▶ [Exercise aim] Below are the records; collect from them each line containing the string "this".

Extracted records
--

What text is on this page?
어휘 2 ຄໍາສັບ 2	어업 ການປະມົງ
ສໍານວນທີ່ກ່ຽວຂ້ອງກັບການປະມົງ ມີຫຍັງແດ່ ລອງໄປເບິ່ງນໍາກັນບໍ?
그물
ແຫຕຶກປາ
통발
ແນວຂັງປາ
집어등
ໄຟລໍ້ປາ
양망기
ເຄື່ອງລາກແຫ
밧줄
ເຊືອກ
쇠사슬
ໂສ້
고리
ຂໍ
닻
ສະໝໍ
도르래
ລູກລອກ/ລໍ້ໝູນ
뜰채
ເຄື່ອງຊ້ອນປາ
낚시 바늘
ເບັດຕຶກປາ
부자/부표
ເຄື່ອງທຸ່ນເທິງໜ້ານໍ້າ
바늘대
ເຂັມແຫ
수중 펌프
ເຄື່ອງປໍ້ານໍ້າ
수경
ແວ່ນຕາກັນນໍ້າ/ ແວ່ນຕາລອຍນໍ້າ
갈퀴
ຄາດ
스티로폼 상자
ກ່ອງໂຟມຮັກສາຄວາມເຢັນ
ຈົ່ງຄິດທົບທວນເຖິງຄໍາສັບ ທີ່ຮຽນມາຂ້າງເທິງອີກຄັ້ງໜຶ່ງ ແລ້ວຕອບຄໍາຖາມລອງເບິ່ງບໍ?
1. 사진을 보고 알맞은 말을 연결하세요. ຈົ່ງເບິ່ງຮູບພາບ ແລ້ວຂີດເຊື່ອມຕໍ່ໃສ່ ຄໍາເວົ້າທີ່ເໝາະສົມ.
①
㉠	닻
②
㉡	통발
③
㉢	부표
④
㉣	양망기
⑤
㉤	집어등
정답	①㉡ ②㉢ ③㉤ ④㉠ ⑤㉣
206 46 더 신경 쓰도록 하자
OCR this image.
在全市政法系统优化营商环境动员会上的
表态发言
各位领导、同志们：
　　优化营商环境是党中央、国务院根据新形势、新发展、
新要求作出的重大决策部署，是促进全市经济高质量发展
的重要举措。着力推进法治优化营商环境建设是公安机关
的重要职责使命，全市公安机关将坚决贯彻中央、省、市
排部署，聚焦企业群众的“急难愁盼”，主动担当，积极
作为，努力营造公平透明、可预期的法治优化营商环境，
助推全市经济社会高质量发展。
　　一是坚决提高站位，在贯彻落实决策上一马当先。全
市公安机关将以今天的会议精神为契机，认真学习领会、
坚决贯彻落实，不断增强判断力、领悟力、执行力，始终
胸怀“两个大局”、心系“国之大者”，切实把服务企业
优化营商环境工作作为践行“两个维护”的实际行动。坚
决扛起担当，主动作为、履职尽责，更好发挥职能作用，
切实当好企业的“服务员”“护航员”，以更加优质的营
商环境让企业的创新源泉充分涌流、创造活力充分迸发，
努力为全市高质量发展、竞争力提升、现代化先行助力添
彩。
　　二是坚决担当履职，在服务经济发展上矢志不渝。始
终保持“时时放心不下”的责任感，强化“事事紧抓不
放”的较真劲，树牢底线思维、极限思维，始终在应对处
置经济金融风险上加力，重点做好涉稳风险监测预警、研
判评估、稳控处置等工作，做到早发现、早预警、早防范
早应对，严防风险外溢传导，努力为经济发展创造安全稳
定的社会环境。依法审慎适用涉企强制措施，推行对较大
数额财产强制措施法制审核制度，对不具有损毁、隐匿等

--

▶ [Response]
What text is on this page?
OCR this image.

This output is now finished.